Return all the entries exactly, keeping pictures out.
════
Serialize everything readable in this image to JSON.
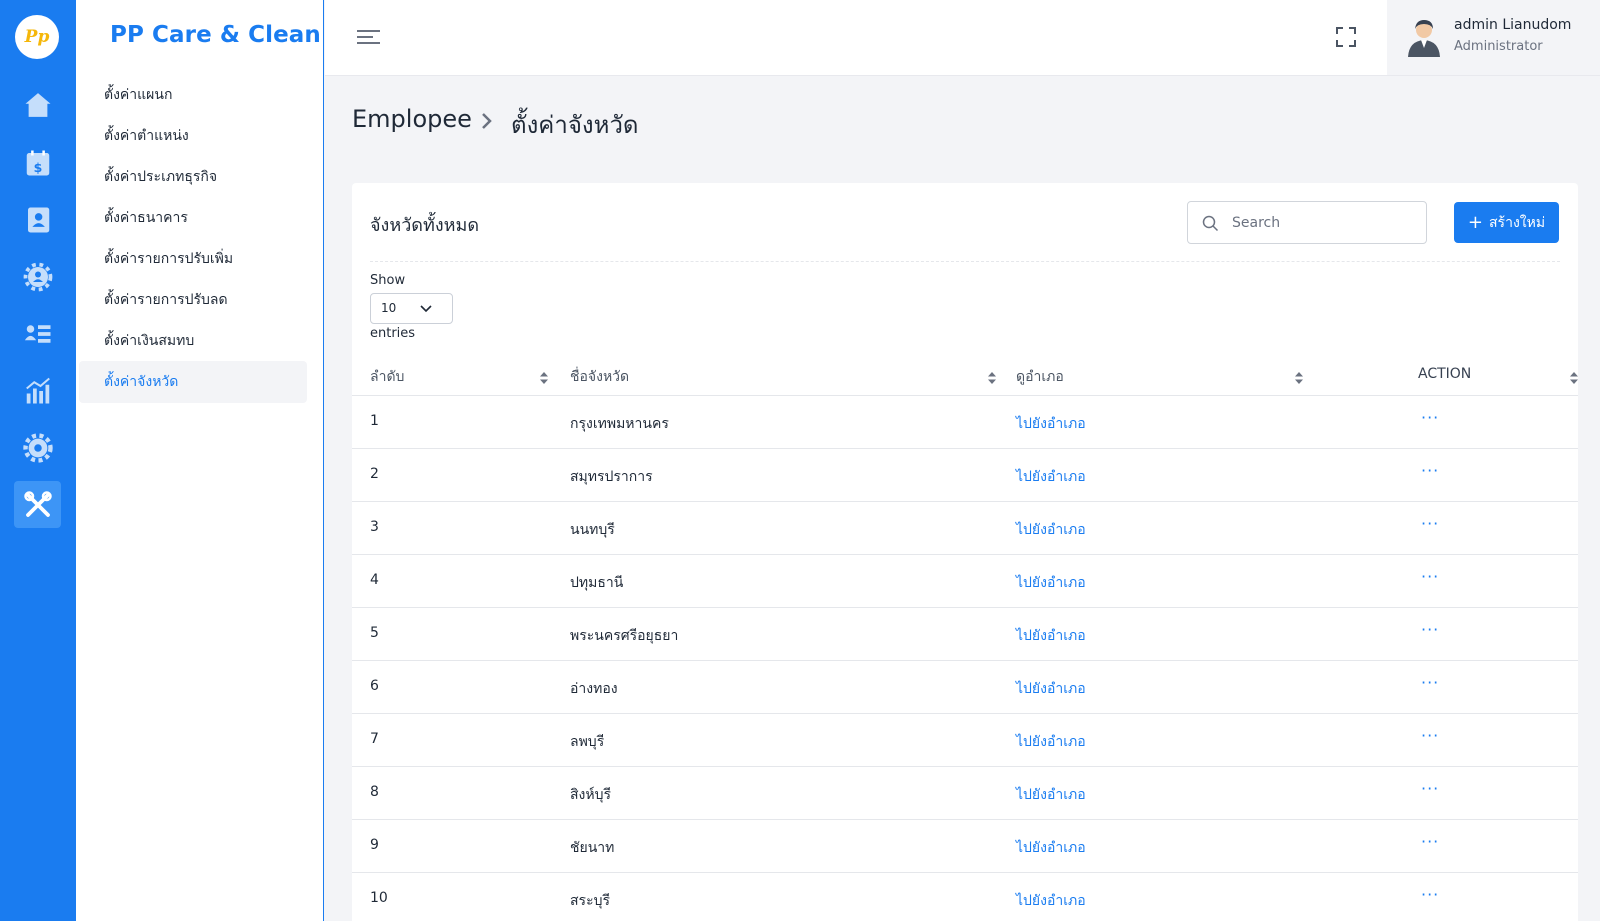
{
  "brand": {
    "logo_text": "Pp",
    "name": "PP Care & Clean"
  },
  "rail": {
    "icons": [
      "home-icon",
      "calendar-dollar-icon",
      "contact-book-icon",
      "team-gear-icon",
      "user-list-icon",
      "bar-chart-icon",
      "settings-gear-icon",
      "tools-icon"
    ],
    "active": "tools-icon"
  },
  "submenu": {
    "items": [
      {
        "label": "ตั้งค่าแผนก"
      },
      {
        "label": "ตั้งค่าตำแหน่ง"
      },
      {
        "label": "ตั้งค่าประเภทธุรกิจ"
      },
      {
        "label": "ตั้งค่าธนาคาร"
      },
      {
        "label": "ตั้งค่ารายการปรับเพิ่ม"
      },
      {
        "label": "ตั้งค่ารายการปรับลด"
      },
      {
        "label": "ตั้งค่าเงินสมทบ"
      },
      {
        "label": "ตั้งค่าจังหวัด"
      }
    ],
    "active_index": 7
  },
  "header": {
    "user_name": "admin Lianudom",
    "user_role": "Administrator"
  },
  "breadcrumb": {
    "parent": "Emplopee",
    "current": "ตั้งค่าจังหวัด"
  },
  "card": {
    "title": "จังหวัดทั้งหมด",
    "search_placeholder": "Search",
    "create_label": "สร้างใหม่",
    "show_label": "Show",
    "page_size": "10",
    "entries_label": "entries"
  },
  "table": {
    "columns": [
      "ลำดับ",
      "ชื่อจังหวัด",
      "ดูอำเภอ",
      "ACTION"
    ],
    "rows": [
      {
        "no": "1",
        "name": "กรุงเทพมหานคร",
        "link": "ไปยังอำเภอ",
        "action": "···"
      },
      {
        "no": "2",
        "name": "สมุทรปราการ",
        "link": "ไปยังอำเภอ",
        "action": "···"
      },
      {
        "no": "3",
        "name": "นนทบุรี",
        "link": "ไปยังอำเภอ",
        "action": "···"
      },
      {
        "no": "4",
        "name": "ปทุมธานี",
        "link": "ไปยังอำเภอ",
        "action": "···"
      },
      {
        "no": "5",
        "name": "พระนครศรีอยุธยา",
        "link": "ไปยังอำเภอ",
        "action": "···"
      },
      {
        "no": "6",
        "name": "อ่างทอง",
        "link": "ไปยังอำเภอ",
        "action": "···"
      },
      {
        "no": "7",
        "name": "ลพบุรี",
        "link": "ไปยังอำเภอ",
        "action": "···"
      },
      {
        "no": "8",
        "name": "สิงห์บุรี",
        "link": "ไปยังอำเภอ",
        "action": "···"
      },
      {
        "no": "9",
        "name": "ชัยนาท",
        "link": "ไปยังอำเภอ",
        "action": "···"
      },
      {
        "no": "10",
        "name": "สระบุรี",
        "link": "ไปยังอำเภอ",
        "action": "···"
      }
    ]
  },
  "colors": {
    "primary": "#1a7cf0",
    "rail_active": "#3d95f6",
    "background": "#f3f4f7",
    "logo_accent": "#f5b70a"
  }
}
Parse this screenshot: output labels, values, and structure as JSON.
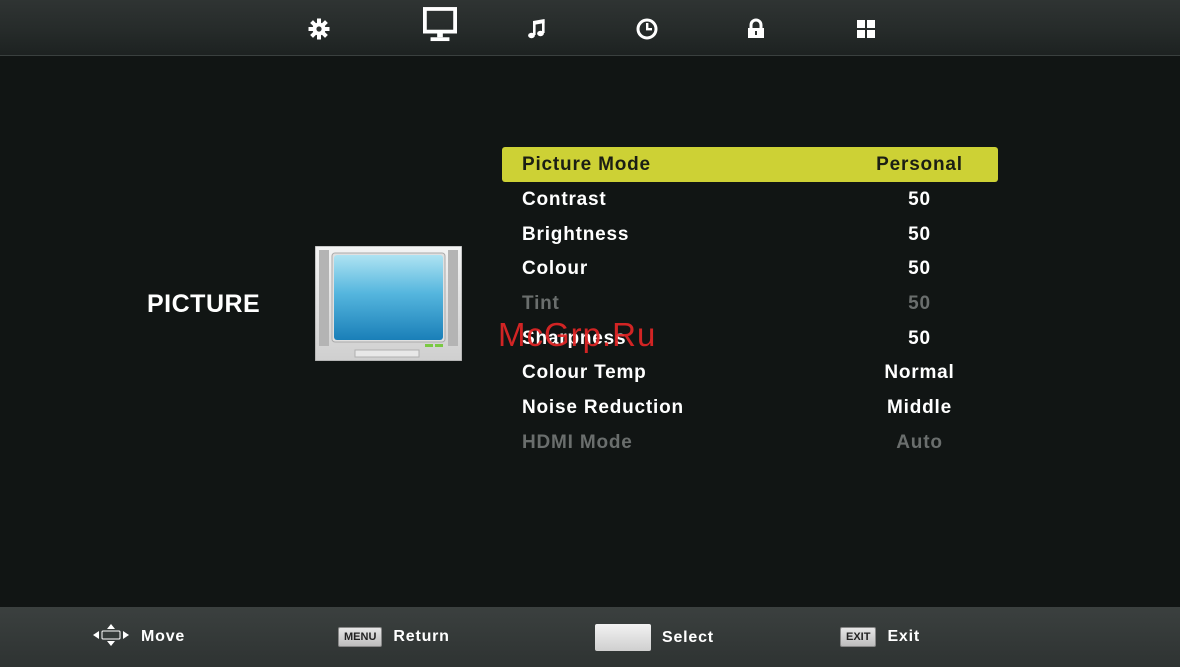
{
  "tabs": [
    {
      "name": "setup",
      "icon": "gear-icon"
    },
    {
      "name": "picture",
      "icon": "monitor-icon",
      "active": true
    },
    {
      "name": "sound",
      "icon": "music-note-icon"
    },
    {
      "name": "time",
      "icon": "clock-icon"
    },
    {
      "name": "lock",
      "icon": "lock-icon"
    },
    {
      "name": "channel",
      "icon": "grid-icon"
    }
  ],
  "section": {
    "title": "PICTURE"
  },
  "menu": {
    "items": [
      {
        "label": "Picture Mode",
        "value": "Personal",
        "state": "selected"
      },
      {
        "label": "Contrast",
        "value": "50",
        "state": "normal"
      },
      {
        "label": "Brightness",
        "value": "50",
        "state": "normal"
      },
      {
        "label": "Colour",
        "value": "50",
        "state": "normal"
      },
      {
        "label": "Tint",
        "value": "50",
        "state": "disabled"
      },
      {
        "label": "Sharpness",
        "value": "50",
        "state": "normal"
      },
      {
        "label": "Colour Temp",
        "value": "Normal",
        "state": "normal"
      },
      {
        "label": "Noise Reduction",
        "value": "Middle",
        "state": "normal"
      },
      {
        "label": "HDMI Mode",
        "value": "Auto",
        "state": "disabled"
      }
    ]
  },
  "watermark": "McGrp.Ru",
  "footer": {
    "move_label": "Move",
    "menu_key": "MENU",
    "return_label": "Return",
    "select_label": "Select",
    "exit_key": "EXIT",
    "exit_label": "Exit"
  },
  "colors": {
    "selection": "#cdd135",
    "background": "#111514",
    "disabled_text": "#6a6e6d"
  }
}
════
-- Reply to the exercise --
Serialize everything readable in this image to JSON.
{
  "brand": {
    "logo_text": "Pp",
    "name": "PP Care & Clean"
  },
  "rail": {
    "icons": [
      "home-icon",
      "calendar-dollar-icon",
      "contact-book-icon",
      "team-gear-icon",
      "user-list-icon",
      "bar-chart-icon",
      "settings-gear-icon",
      "tools-icon"
    ],
    "active": "tools-icon"
  },
  "submenu": {
    "items": [
      {
        "label": "ตั้งค่าแผนก"
      },
      {
        "label": "ตั้งค่าตำแหน่ง"
      },
      {
        "label": "ตั้งค่าประเภทธุรกิจ"
      },
      {
        "label": "ตั้งค่าธนาคาร"
      },
      {
        "label": "ตั้งค่ารายการปรับเพิ่ม"
      },
      {
        "label": "ตั้งค่ารายการปรับลด"
      },
      {
        "label": "ตั้งค่าเงินสมทบ"
      },
      {
        "label": "ตั้งค่าจังหวัด"
      }
    ],
    "active_index": 7
  },
  "header": {
    "user_name": "admin Lianudom",
    "user_role": "Administrator"
  },
  "breadcrumb": {
    "parent": "Emplopee",
    "current": "ตั้งค่าจังหวัด"
  },
  "card": {
    "title": "จังหวัดทั้งหมด",
    "search_placeholder": "Search",
    "create_label": "สร้างใหม่",
    "show_label": "Show",
    "page_size": "10",
    "entries_label": "entries"
  },
  "table": {
    "columns": [
      "ลำดับ",
      "ชื่อจังหวัด",
      "ดูอำเภอ",
      "ACTION"
    ],
    "rows": [
      {
        "no": "1",
        "name": "กรุงเทพมหานคร",
        "link": "ไปยังอำเภอ",
        "action": "···"
      },
      {
        "no": "2",
        "name": "สมุทรปราการ",
        "link": "ไปยังอำเภอ",
        "action": "···"
      },
      {
        "no": "3",
        "name": "นนทบุรี",
        "link": "ไปยังอำเภอ",
        "action": "···"
      },
      {
        "no": "4",
        "name": "ปทุมธานี",
        "link": "ไปยังอำเภอ",
        "action": "···"
      },
      {
        "no": "5",
        "name": "พระนครศรีอยุธยา",
        "link": "ไปยังอำเภอ",
        "action": "···"
      },
      {
        "no": "6",
        "name": "อ่างทอง",
        "link": "ไปยังอำเภอ",
        "action": "···"
      },
      {
        "no": "7",
        "name": "ลพบุรี",
        "link": "ไปยังอำเภอ",
        "action": "···"
      },
      {
        "no": "8",
        "name": "สิงห์บุรี",
        "link": "ไปยังอำเภอ",
        "action": "···"
      },
      {
        "no": "9",
        "name": "ชัยนาท",
        "link": "ไปยังอำเภอ",
        "action": "···"
      },
      {
        "no": "10",
        "name": "สระบุรี",
        "link": "ไปยังอำเภอ",
        "action": "···"
      }
    ]
  },
  "colors": {
    "primary": "#1a7cf0",
    "rail_active": "#3d95f6",
    "background": "#f3f4f7",
    "logo_accent": "#f5b70a"
  }
}
Parse this screenshot: output labels, values, and structure as JSON.
{
  "tabs": [
    {
      "name": "setup",
      "icon": "gear-icon"
    },
    {
      "name": "picture",
      "icon": "monitor-icon",
      "active": true
    },
    {
      "name": "sound",
      "icon": "music-note-icon"
    },
    {
      "name": "time",
      "icon": "clock-icon"
    },
    {
      "name": "lock",
      "icon": "lock-icon"
    },
    {
      "name": "channel",
      "icon": "grid-icon"
    }
  ],
  "section": {
    "title": "PICTURE"
  },
  "menu": {
    "items": [
      {
        "label": "Picture Mode",
        "value": "Personal",
        "state": "selected"
      },
      {
        "label": "Contrast",
        "value": "50",
        "state": "normal"
      },
      {
        "label": "Brightness",
        "value": "50",
        "state": "normal"
      },
      {
        "label": "Colour",
        "value": "50",
        "state": "normal"
      },
      {
        "label": "Tint",
        "value": "50",
        "state": "disabled"
      },
      {
        "label": "Sharpness",
        "value": "50",
        "state": "normal"
      },
      {
        "label": "Colour Temp",
        "value": "Normal",
        "state": "normal"
      },
      {
        "label": "Noise Reduction",
        "value": "Middle",
        "state": "normal"
      },
      {
        "label": "HDMI Mode",
        "value": "Auto",
        "state": "disabled"
      }
    ]
  },
  "watermark": "McGrp.Ru",
  "footer": {
    "move_label": "Move",
    "menu_key": "MENU",
    "return_label": "Return",
    "select_label": "Select",
    "exit_key": "EXIT",
    "exit_label": "Exit"
  },
  "colors": {
    "selection": "#cdd135",
    "background": "#111514",
    "disabled_text": "#6a6e6d"
  }
}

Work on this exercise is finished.